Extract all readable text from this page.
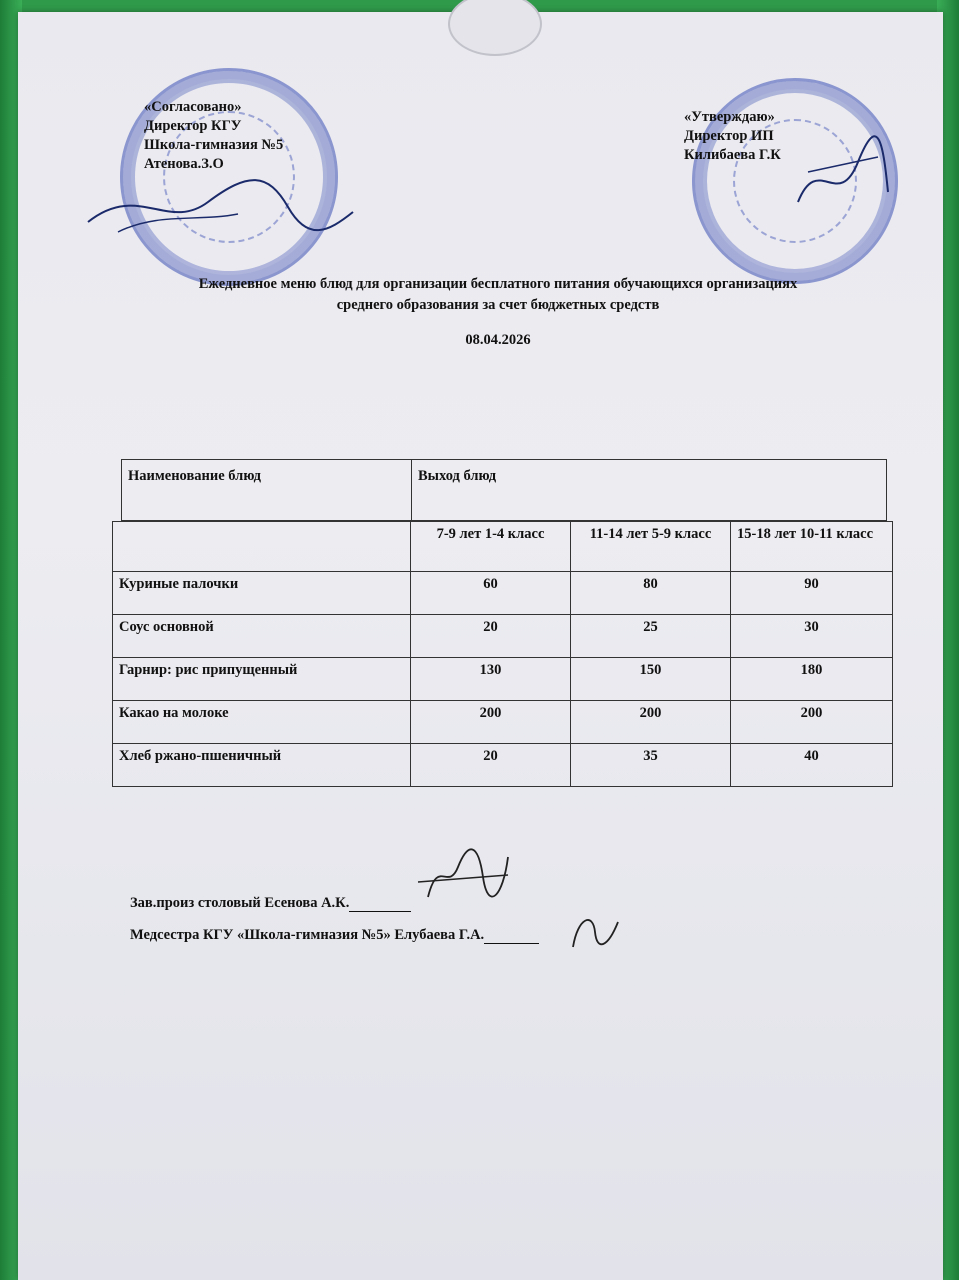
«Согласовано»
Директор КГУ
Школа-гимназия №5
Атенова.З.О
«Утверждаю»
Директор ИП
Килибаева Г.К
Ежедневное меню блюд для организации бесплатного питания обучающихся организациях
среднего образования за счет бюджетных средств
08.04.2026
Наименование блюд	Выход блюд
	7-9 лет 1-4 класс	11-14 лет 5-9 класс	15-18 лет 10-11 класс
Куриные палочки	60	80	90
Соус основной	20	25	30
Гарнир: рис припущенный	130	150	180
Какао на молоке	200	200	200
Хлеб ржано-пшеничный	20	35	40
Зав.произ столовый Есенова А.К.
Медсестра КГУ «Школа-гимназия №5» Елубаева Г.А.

__Exercise instructions__
Except for the pictures, copy the material above exactly.

__Correct answer__
Extract all readable text from this page.
«Согласовано»
Директор КГУ
Школа-гимназия №5
Атенова.З.О
«Утверждаю»
Директор ИП
Килибаева Г.К
Ежедневное меню блюд для организации бесплатного питания обучающихся организациях
среднего образования за счет бюджетных средств
08.04.2026
Наименование блюд	Выход блюд
	7-9 лет 1-4 класс	11-14 лет 5-9 класс	15-18 лет 10-11 класс
Куриные палочки	60	80	90
Соус основной	20	25	30
Гарнир: рис припущенный	130	150	180
Какао на молоке	200	200	200
Хлеб ржано-пшеничный	20	35	40
Зав.произ столовый Есенова А.К.
Медсестра КГУ «Школа-гимназия №5» Елубаева Г.А.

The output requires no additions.